• [ITEMS]:
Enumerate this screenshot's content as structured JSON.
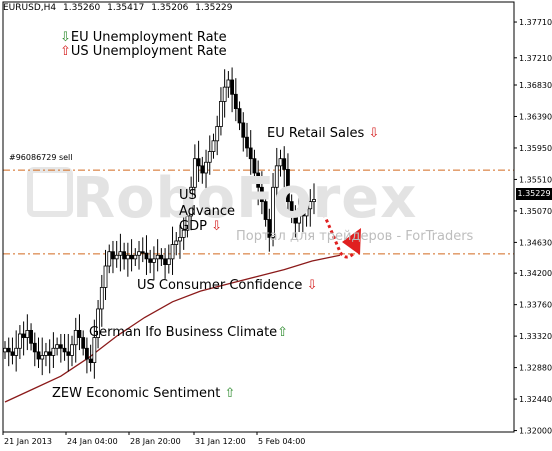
{
  "header": {
    "symbol": "EURUSD,H4",
    "open": "1.35260",
    "high": "1.35417",
    "low": "1.35206",
    "close": "1.35229"
  },
  "order_label": "#96086729 sell",
  "current_price_label": "1.35229",
  "watermark": {
    "logo": "RoboForex",
    "tagline": "Портал для трейдеров - ForTraders"
  },
  "events": {
    "eu_unemployment": {
      "arrow": "⇩",
      "text": "EU Unemployment Rate"
    },
    "us_unemployment": {
      "arrow": "⇧",
      "text": "US Unemployment Rate"
    },
    "eu_retail": {
      "text": "EU Retail Sales",
      "arrow": "⇩"
    },
    "us_gdp_1": "US",
    "us_gdp_2": "Advance",
    "us_gdp_3": "GDP",
    "us_gdp_arrow": "⇩",
    "us_consumer": {
      "text": "US Consumer Confidence",
      "arrow": "⇩"
    },
    "german_ifo": {
      "text": "German Ifo Business Climate",
      "arrow": "⇧"
    },
    "zew": {
      "text": "ZEW Economic Sentiment",
      "arrow": "⇧"
    }
  },
  "colors": {
    "candle": "#000000",
    "ma_line": "#8b1a1a",
    "dash_line": "#d2691e",
    "arrow": "#e02020",
    "up_arrow": "#2e8b2e",
    "down_arrow": "#d42020"
  },
  "chart_data": {
    "type": "candlestick",
    "ylim": [
      1.3198,
      1.3799
    ],
    "y_ticks": [
      "1.37710",
      "1.37210",
      "1.36830",
      "1.36390",
      "1.35950",
      "1.35510",
      "1.35070",
      "1.34630",
      "1.34200",
      "1.33760",
      "1.33320",
      "1.32880",
      "1.32440",
      "1.32000"
    ],
    "x_ticks": [
      "21 Jan 2013",
      "24 Jan 04:00",
      "28 Jan 20:00",
      "31 Jan 12:00",
      "5 Feb 04:00"
    ],
    "horizontal_lines": [
      1.3564,
      1.3447
    ],
    "close_series": [
      1.3315,
      1.331,
      1.3305,
      1.3315,
      1.3335,
      1.333,
      1.334,
      1.3322,
      1.331,
      1.33,
      1.3305,
      1.331,
      1.3305,
      1.3315,
      1.332,
      1.3315,
      1.331,
      1.3305,
      1.332,
      1.334,
      1.333,
      1.3315,
      1.33,
      1.3295,
      1.333,
      1.337,
      1.34,
      1.343,
      1.345,
      1.344,
      1.3445,
      1.345,
      1.344,
      1.3445,
      1.344,
      1.3445,
      1.345,
      1.3448,
      1.344,
      1.3435,
      1.344,
      1.3445,
      1.344,
      1.3432,
      1.344,
      1.346,
      1.3465,
      1.347,
      1.348,
      1.35,
      1.354,
      1.358,
      1.357,
      1.356,
      1.3575,
      1.359,
      1.3605,
      1.3625,
      1.366,
      1.368,
      1.369,
      1.367,
      1.365,
      1.363,
      1.361,
      1.3595,
      1.358,
      1.356,
      1.354,
      1.352,
      1.3495,
      1.347,
      1.354,
      1.357,
      1.358,
      1.3565,
      1.352,
      1.35,
      1.349,
      1.351,
      1.35,
      1.351,
      1.352,
      1.3523
    ],
    "ma_series": [
      1.324,
      1.3258,
      1.3276,
      1.3302,
      1.3332,
      1.3358,
      1.338,
      1.3395,
      1.3405,
      1.3415,
      1.3425,
      1.3437,
      1.3445
    ]
  }
}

• [WORK TO BE COMPLETED]:
Using the data above, print every line exactly, omitting pictures.

• [RESULT OF THE TASK]:
Enumerate this screenshot's content as structured JSON.
{
  "header": {
    "symbol": "EURUSD,H4",
    "open": "1.35260",
    "high": "1.35417",
    "low": "1.35206",
    "close": "1.35229"
  },
  "order_label": "#96086729 sell",
  "current_price_label": "1.35229",
  "watermark": {
    "logo": "RoboForex",
    "tagline": "Портал для трейдеров - ForTraders"
  },
  "events": {
    "eu_unemployment": {
      "arrow": "⇩",
      "text": "EU Unemployment Rate"
    },
    "us_unemployment": {
      "arrow": "⇧",
      "text": "US Unemployment Rate"
    },
    "eu_retail": {
      "text": "EU Retail Sales",
      "arrow": "⇩"
    },
    "us_gdp_1": "US",
    "us_gdp_2": "Advance",
    "us_gdp_3": "GDP",
    "us_gdp_arrow": "⇩",
    "us_consumer": {
      "text": "US Consumer Confidence",
      "arrow": "⇩"
    },
    "german_ifo": {
      "text": "German Ifo Business Climate",
      "arrow": "⇧"
    },
    "zew": {
      "text": "ZEW Economic Sentiment",
      "arrow": "⇧"
    }
  },
  "colors": {
    "candle": "#000000",
    "ma_line": "#8b1a1a",
    "dash_line": "#d2691e",
    "arrow": "#e02020",
    "up_arrow": "#2e8b2e",
    "down_arrow": "#d42020"
  },
  "chart_data": {
    "type": "candlestick",
    "ylim": [
      1.3198,
      1.3799
    ],
    "y_ticks": [
      "1.37710",
      "1.37210",
      "1.36830",
      "1.36390",
      "1.35950",
      "1.35510",
      "1.35070",
      "1.34630",
      "1.34200",
      "1.33760",
      "1.33320",
      "1.32880",
      "1.32440",
      "1.32000"
    ],
    "x_ticks": [
      "21 Jan 2013",
      "24 Jan 04:00",
      "28 Jan 20:00",
      "31 Jan 12:00",
      "5 Feb 04:00"
    ],
    "horizontal_lines": [
      1.3564,
      1.3447
    ],
    "close_series": [
      1.3315,
      1.331,
      1.3305,
      1.3315,
      1.3335,
      1.333,
      1.334,
      1.3322,
      1.331,
      1.33,
      1.3305,
      1.331,
      1.3305,
      1.3315,
      1.332,
      1.3315,
      1.331,
      1.3305,
      1.332,
      1.334,
      1.333,
      1.3315,
      1.33,
      1.3295,
      1.333,
      1.337,
      1.34,
      1.343,
      1.345,
      1.344,
      1.3445,
      1.345,
      1.344,
      1.3445,
      1.344,
      1.3445,
      1.345,
      1.3448,
      1.344,
      1.3435,
      1.344,
      1.3445,
      1.344,
      1.3432,
      1.344,
      1.346,
      1.3465,
      1.347,
      1.348,
      1.35,
      1.354,
      1.358,
      1.357,
      1.356,
      1.3575,
      1.359,
      1.3605,
      1.3625,
      1.366,
      1.368,
      1.369,
      1.367,
      1.365,
      1.363,
      1.361,
      1.3595,
      1.358,
      1.356,
      1.354,
      1.352,
      1.3495,
      1.347,
      1.354,
      1.357,
      1.358,
      1.3565,
      1.352,
      1.35,
      1.349,
      1.351,
      1.35,
      1.351,
      1.352,
      1.3523
    ],
    "ma_series": [
      1.324,
      1.3258,
      1.3276,
      1.3302,
      1.3332,
      1.3358,
      1.338,
      1.3395,
      1.3405,
      1.3415,
      1.3425,
      1.3437,
      1.3445
    ]
  }
}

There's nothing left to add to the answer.